* GOAL: Work through the data below and give the number of lines holding "документов", nothing more.

Stored records:
+---+

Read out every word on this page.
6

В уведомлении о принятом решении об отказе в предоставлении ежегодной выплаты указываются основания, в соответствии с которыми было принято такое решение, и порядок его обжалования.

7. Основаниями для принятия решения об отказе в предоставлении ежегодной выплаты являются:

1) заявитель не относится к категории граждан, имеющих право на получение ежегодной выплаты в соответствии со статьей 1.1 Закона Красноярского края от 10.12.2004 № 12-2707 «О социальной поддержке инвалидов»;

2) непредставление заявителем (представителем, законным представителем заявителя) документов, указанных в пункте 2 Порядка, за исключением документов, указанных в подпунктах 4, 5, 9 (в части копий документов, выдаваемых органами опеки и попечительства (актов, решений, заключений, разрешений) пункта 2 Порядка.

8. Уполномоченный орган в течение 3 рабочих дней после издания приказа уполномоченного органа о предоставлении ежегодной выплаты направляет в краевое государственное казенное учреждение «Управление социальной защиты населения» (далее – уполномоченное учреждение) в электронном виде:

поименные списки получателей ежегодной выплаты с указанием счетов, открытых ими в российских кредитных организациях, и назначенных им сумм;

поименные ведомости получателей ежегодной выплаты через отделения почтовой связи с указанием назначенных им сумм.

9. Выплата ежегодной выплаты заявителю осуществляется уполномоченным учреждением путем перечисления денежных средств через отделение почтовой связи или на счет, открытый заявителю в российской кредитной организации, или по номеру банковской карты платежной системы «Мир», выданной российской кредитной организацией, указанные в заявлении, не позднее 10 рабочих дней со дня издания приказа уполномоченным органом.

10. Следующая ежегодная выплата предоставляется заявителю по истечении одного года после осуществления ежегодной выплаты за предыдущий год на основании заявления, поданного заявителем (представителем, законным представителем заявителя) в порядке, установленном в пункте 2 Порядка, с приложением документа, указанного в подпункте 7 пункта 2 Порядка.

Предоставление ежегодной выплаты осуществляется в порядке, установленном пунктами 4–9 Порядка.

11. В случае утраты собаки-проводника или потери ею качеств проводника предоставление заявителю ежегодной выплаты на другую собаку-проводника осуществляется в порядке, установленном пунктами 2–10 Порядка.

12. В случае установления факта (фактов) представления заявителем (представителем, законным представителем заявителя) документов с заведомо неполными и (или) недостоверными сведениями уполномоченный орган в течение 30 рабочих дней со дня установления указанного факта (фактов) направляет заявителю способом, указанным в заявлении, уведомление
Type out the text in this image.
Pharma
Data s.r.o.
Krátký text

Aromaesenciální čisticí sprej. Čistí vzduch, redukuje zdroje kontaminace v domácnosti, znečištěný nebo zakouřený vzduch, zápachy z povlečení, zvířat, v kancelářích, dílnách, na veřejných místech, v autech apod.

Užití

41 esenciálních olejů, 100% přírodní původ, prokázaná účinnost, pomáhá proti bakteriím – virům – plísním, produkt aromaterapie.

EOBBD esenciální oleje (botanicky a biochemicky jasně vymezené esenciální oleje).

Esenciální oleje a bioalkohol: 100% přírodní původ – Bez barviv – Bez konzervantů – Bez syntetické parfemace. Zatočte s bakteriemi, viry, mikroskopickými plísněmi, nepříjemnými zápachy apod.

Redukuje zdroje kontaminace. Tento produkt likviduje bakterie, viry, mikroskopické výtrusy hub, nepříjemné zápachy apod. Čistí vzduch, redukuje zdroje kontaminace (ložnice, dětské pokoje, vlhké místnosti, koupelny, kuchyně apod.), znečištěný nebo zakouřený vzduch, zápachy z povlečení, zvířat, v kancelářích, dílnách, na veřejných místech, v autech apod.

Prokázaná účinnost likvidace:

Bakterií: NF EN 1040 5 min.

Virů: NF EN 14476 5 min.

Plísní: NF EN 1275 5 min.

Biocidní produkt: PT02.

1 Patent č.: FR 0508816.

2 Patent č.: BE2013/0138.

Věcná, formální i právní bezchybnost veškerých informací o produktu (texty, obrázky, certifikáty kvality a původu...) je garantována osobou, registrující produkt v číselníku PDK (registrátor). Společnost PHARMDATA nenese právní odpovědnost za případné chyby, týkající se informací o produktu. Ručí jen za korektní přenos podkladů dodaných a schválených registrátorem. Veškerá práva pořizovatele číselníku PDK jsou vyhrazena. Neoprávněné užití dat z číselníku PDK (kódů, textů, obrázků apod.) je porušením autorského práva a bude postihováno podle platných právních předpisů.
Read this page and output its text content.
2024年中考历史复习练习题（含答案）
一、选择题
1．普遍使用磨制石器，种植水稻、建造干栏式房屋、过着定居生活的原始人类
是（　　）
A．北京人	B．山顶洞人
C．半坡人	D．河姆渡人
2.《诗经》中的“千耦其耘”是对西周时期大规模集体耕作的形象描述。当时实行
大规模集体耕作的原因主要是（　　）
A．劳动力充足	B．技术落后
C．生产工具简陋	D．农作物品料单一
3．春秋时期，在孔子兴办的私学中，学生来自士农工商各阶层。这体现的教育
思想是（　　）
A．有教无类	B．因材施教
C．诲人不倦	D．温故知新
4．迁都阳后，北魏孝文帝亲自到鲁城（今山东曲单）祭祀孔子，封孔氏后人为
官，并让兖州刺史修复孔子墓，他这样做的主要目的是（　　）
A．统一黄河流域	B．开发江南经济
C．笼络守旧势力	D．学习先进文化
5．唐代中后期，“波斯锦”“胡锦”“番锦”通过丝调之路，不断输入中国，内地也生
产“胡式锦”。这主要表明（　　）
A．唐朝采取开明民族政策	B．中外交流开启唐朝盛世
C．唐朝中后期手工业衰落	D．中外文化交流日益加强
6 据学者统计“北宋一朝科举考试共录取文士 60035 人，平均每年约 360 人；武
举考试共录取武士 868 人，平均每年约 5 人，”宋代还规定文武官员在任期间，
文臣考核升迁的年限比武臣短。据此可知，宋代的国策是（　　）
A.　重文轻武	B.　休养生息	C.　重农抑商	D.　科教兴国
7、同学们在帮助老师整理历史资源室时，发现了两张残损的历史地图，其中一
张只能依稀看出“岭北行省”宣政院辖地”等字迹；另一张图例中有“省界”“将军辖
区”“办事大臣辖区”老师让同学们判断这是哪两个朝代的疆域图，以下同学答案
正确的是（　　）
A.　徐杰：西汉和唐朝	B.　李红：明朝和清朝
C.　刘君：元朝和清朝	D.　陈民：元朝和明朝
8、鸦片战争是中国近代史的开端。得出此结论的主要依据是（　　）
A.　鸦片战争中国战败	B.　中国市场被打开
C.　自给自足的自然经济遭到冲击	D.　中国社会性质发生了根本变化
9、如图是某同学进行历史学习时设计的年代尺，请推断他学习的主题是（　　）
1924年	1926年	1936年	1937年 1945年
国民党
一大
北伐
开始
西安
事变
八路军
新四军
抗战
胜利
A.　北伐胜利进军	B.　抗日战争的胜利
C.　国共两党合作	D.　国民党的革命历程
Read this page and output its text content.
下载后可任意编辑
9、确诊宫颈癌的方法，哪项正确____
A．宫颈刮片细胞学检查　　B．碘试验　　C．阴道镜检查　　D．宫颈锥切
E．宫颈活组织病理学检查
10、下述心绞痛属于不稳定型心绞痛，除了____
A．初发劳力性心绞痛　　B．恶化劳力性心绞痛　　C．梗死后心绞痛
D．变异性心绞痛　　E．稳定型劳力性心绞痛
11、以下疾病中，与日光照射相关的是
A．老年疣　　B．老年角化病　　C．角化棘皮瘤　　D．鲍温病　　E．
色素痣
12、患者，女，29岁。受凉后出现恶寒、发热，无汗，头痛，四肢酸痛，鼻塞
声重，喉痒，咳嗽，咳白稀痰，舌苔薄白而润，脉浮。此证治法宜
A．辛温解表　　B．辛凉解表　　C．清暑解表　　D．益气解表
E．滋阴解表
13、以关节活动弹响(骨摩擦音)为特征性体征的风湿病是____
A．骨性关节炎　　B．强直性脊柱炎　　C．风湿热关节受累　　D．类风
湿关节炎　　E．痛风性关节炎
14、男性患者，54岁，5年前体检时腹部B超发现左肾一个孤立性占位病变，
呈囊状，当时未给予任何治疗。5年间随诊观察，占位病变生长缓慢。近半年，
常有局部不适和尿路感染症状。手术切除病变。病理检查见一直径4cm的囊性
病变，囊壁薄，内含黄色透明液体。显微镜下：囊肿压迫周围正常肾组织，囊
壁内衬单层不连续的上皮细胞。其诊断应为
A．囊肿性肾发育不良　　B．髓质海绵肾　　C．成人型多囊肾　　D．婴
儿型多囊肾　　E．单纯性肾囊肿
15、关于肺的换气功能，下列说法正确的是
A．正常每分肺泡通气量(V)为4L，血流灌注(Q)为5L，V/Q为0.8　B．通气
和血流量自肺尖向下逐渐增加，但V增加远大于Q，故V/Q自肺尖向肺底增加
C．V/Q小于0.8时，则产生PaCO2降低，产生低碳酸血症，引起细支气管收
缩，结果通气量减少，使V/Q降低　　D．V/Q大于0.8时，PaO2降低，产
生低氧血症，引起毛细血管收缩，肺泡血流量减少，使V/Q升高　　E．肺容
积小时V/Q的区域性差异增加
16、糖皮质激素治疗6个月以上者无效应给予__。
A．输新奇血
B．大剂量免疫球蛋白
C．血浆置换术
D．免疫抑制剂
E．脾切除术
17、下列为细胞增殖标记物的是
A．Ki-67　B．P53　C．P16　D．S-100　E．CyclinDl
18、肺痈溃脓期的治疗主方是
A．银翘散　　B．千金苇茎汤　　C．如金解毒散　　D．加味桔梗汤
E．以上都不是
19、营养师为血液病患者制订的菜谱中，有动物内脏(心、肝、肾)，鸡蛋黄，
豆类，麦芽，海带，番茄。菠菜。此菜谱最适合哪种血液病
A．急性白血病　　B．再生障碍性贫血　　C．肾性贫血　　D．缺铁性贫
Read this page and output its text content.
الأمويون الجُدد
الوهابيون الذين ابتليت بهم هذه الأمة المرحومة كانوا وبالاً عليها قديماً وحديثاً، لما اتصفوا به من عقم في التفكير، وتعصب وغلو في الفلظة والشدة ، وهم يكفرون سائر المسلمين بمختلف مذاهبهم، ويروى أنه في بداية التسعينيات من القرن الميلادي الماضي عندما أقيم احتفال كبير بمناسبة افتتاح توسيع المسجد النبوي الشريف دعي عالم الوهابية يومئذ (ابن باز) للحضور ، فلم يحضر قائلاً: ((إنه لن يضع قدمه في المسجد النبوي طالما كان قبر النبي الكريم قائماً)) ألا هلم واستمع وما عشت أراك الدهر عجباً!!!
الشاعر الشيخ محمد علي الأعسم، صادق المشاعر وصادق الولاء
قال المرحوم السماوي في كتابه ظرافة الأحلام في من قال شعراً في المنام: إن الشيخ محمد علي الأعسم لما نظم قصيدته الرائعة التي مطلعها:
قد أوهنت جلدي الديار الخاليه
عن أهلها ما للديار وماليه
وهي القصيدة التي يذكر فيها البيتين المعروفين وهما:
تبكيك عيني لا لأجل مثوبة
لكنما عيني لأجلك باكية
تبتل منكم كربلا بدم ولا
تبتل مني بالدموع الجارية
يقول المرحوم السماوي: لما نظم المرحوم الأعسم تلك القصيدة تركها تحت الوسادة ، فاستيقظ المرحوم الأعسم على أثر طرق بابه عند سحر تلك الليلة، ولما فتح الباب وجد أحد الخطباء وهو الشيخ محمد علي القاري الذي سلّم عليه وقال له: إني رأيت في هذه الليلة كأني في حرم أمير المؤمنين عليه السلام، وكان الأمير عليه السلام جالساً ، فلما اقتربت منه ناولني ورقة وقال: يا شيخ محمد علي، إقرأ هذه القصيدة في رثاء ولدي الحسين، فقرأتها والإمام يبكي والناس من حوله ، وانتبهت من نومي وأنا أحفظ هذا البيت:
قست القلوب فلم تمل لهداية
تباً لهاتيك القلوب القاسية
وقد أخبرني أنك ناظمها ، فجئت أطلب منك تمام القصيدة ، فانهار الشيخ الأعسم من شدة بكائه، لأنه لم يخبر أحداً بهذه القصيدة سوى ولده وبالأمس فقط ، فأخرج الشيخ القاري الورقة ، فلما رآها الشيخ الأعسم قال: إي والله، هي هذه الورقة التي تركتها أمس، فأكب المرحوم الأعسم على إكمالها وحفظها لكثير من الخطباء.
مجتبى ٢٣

+---+

* OUTPUT FOR THIS EXERCISE: 2